*TASK PROMPT:*
In full and without alteration, give the listing again.

-- begin RECORDS TO PROCESS --

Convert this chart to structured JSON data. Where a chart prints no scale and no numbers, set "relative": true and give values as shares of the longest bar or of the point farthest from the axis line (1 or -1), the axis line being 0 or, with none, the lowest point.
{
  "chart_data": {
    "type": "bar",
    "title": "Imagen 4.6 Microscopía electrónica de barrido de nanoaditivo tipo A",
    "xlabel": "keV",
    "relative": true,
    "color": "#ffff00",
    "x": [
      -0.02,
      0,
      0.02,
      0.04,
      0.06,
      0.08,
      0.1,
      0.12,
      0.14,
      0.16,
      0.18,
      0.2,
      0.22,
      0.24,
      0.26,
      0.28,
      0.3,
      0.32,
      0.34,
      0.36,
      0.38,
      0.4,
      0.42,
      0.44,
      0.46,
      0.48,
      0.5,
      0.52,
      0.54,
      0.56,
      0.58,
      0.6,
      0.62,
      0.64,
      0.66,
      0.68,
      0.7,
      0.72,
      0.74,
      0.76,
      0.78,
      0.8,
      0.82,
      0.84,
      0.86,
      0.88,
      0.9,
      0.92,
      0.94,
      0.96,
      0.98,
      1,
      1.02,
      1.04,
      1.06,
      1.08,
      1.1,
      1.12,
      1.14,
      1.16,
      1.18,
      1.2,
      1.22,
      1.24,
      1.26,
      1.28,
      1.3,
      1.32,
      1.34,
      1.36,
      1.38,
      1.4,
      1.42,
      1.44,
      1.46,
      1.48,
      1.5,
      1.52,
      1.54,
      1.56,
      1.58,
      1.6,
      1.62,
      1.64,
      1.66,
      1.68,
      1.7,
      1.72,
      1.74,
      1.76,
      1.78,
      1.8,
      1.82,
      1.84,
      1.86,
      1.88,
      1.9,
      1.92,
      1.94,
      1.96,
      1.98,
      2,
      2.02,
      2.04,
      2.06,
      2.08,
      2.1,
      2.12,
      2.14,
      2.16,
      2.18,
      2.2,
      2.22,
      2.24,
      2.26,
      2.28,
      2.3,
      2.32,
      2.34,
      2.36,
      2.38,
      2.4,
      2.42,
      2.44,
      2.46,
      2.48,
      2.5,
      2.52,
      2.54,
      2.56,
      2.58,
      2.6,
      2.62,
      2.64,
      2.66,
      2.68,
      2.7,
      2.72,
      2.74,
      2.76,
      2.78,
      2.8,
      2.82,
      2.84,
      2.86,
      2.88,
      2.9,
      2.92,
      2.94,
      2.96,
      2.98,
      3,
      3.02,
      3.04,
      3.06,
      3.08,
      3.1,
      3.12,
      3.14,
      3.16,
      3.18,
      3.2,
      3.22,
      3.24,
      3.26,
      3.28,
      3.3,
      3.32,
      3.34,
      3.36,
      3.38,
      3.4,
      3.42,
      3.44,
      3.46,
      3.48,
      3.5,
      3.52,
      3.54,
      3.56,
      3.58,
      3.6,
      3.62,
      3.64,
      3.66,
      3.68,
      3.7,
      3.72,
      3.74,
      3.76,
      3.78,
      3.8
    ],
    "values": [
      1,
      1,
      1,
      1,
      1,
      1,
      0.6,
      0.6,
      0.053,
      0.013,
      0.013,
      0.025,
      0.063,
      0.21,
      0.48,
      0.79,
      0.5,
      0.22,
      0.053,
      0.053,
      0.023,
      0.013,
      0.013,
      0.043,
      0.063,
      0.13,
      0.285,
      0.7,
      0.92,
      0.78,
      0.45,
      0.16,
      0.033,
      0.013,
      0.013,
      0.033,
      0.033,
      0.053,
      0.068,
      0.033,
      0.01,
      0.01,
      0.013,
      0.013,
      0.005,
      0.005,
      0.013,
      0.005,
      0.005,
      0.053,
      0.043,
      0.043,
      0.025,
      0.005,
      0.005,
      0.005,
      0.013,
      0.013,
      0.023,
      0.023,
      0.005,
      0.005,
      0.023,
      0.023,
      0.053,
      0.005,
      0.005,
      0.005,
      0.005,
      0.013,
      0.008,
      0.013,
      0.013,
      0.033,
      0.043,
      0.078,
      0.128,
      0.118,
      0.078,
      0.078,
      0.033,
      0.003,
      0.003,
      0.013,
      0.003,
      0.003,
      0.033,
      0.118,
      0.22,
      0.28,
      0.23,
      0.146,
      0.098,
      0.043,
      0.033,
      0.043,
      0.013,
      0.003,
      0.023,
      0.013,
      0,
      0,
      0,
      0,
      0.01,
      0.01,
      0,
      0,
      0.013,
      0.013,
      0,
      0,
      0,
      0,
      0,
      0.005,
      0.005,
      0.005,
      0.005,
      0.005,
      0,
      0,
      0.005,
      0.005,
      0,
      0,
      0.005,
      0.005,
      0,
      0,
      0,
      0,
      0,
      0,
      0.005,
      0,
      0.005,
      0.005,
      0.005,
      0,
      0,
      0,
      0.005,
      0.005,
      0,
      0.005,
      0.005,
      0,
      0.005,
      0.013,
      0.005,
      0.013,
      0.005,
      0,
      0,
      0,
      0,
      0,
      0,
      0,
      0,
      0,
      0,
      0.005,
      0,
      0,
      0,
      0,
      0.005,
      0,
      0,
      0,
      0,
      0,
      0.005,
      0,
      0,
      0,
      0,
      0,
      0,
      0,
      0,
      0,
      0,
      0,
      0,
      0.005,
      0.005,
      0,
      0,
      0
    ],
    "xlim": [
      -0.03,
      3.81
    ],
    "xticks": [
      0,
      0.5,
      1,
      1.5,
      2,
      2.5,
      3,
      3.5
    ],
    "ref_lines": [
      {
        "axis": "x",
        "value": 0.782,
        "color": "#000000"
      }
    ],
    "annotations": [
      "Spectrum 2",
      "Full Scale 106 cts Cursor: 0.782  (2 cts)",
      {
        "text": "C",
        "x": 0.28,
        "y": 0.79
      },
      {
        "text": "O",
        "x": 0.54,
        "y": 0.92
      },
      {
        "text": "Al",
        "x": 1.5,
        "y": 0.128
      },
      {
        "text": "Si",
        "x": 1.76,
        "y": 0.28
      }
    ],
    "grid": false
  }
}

-- end RECORDS TO PROCESS --

*EXERCISE SOLUTION:*
Convert this chart to structured JSON data. Where a chart prints no scale and no numbers, set "relative": true and give values as shares of the longest bar or of the point farthest from the axis line (1 or -1), the axis line being 0 or, with none, the lowest point.
{
  "chart_data": {
    "type": "bar",
    "title": "Imagen 4.6 Microscopía electrónica de barrido de nanoaditivo tipo A",
    "xlabel": "keV",
    "relative": true,
    "color": "#ffff00",
    "x": [
      -0.02,
      0,
      0.02,
      0.04,
      0.06,
      0.08,
      0.1,
      0.12,
      0.14,
      0.16,
      0.18,
      0.2,
      0.22,
      0.24,
      0.26,
      0.28,
      0.3,
      0.32,
      0.34,
      0.36,
      0.38,
      0.4,
      0.42,
      0.44,
      0.46,
      0.48,
      0.5,
      0.52,
      0.54,
      0.56,
      0.58,
      0.6,
      0.62,
      0.64,
      0.66,
      0.68,
      0.7,
      0.72,
      0.74,
      0.76,
      0.78,
      0.8,
      0.82,
      0.84,
      0.86,
      0.88,
      0.9,
      0.92,
      0.94,
      0.96,
      0.98,
      1,
      1.02,
      1.04,
      1.06,
      1.08,
      1.1,
      1.12,
      1.14,
      1.16,
      1.18,
      1.2,
      1.22,
      1.24,
      1.26,
      1.28,
      1.3,
      1.32,
      1.34,
      1.36,
      1.38,
      1.4,
      1.42,
      1.44,
      1.46,
      1.48,
      1.5,
      1.52,
      1.54,
      1.56,
      1.58,
      1.6,
      1.62,
      1.64,
      1.66,
      1.68,
      1.7,
      1.72,
      1.74,
      1.76,
      1.78,
      1.8,
      1.82,
      1.84,
      1.86,
      1.88,
      1.9,
      1.92,
      1.94,
      1.96,
      1.98,
      2,
      2.02,
      2.04,
      2.06,
      2.08,
      2.1,
      2.12,
      2.14,
      2.16,
      2.18,
      2.2,
      2.22,
      2.24,
      2.26,
      2.28,
      2.3,
      2.32,
      2.34,
      2.36,
      2.38,
      2.4,
      2.42,
      2.44,
      2.46,
      2.48,
      2.5,
      2.52,
      2.54,
      2.56,
      2.58,
      2.6,
      2.62,
      2.64,
      2.66,
      2.68,
      2.7,
      2.72,
      2.74,
      2.76,
      2.78,
      2.8,
      2.82,
      2.84,
      2.86,
      2.88,
      2.9,
      2.92,
      2.94,
      2.96,
      2.98,
      3,
      3.02,
      3.04,
      3.06,
      3.08,
      3.1,
      3.12,
      3.14,
      3.16,
      3.18,
      3.2,
      3.22,
      3.24,
      3.26,
      3.28,
      3.3,
      3.32,
      3.34,
      3.36,
      3.38,
      3.4,
      3.42,
      3.44,
      3.46,
      3.48,
      3.5,
      3.52,
      3.54,
      3.56,
      3.58,
      3.6,
      3.62,
      3.64,
      3.66,
      3.68,
      3.7,
      3.72,
      3.74,
      3.76,
      3.78,
      3.8
    ],
    "values": [
      1,
      1,
      1,
      1,
      1,
      1,
      0.6,
      0.6,
      0.053,
      0.013,
      0.013,
      0.025,
      0.063,
      0.21,
      0.48,
      0.79,
      0.5,
      0.22,
      0.053,
      0.053,
      0.023,
      0.013,
      0.013,
      0.043,
      0.063,
      0.13,
      0.285,
      0.7,
      0.92,
      0.78,
      0.45,
      0.16,
      0.033,
      0.013,
      0.013,
      0.033,
      0.033,
      0.053,
      0.068,
      0.033,
      0.01,
      0.01,
      0.013,
      0.013,
      0.005,
      0.005,
      0.013,
      0.005,
      0.005,
      0.053,
      0.043,
      0.043,
      0.025,
      0.005,
      0.005,
      0.005,
      0.013,
      0.013,
      0.023,
      0.023,
      0.005,
      0.005,
      0.023,
      0.023,
      0.053,
      0.005,
      0.005,
      0.005,
      0.005,
      0.013,
      0.008,
      0.013,
      0.013,
      0.033,
      0.043,
      0.078,
      0.128,
      0.118,
      0.078,
      0.078,
      0.033,
      0.003,
      0.003,
      0.013,
      0.003,
      0.003,
      0.033,
      0.118,
      0.22,
      0.28,
      0.23,
      0.146,
      0.098,
      0.043,
      0.033,
      0.043,
      0.013,
      0.003,
      0.023,
      0.013,
      0,
      0,
      0,
      0,
      0.01,
      0.01,
      0,
      0,
      0.013,
      0.013,
      0,
      0,
      0,
      0,
      0,
      0.005,
      0.005,
      0.005,
      0.005,
      0.005,
      0,
      0,
      0.005,
      0.005,
      0,
      0,
      0.005,
      0.005,
      0,
      0,
      0,
      0,
      0,
      0,
      0.005,
      0,
      0.005,
      0.005,
      0.005,
      0,
      0,
      0,
      0.005,
      0.005,
      0,
      0.005,
      0.005,
      0,
      0.005,
      0.013,
      0.005,
      0.013,
      0.005,
      0,
      0,
      0,
      0,
      0,
      0,
      0,
      0,
      0,
      0,
      0.005,
      0,
      0,
      0,
      0,
      0.005,
      0,
      0,
      0,
      0,
      0,
      0.005,
      0,
      0,
      0,
      0,
      0,
      0,
      0,
      0,
      0,
      0,
      0,
      0,
      0.005,
      0.005,
      0,
      0,
      0
    ],
    "xlim": [
      -0.03,
      3.81
    ],
    "xticks": [
      0,
      0.5,
      1,
      1.5,
      2,
      2.5,
      3,
      3.5
    ],
    "ref_lines": [
      {
        "axis": "x",
        "value": 0.782,
        "color": "#000000"
      }
    ],
    "annotations": [
      "Spectrum 2",
      "Full Scale 106 cts Cursor: 0.782  (2 cts)",
      {
        "text": "C",
        "x": 0.28,
        "y": 0.79
      },
      {
        "text": "O",
        "x": 0.54,
        "y": 0.92
      },
      {
        "text": "Al",
        "x": 1.5,
        "y": 0.128
      },
      {
        "text": "Si",
        "x": 1.76,
        "y": 0.28
      }
    ],
    "grid": false
  }
}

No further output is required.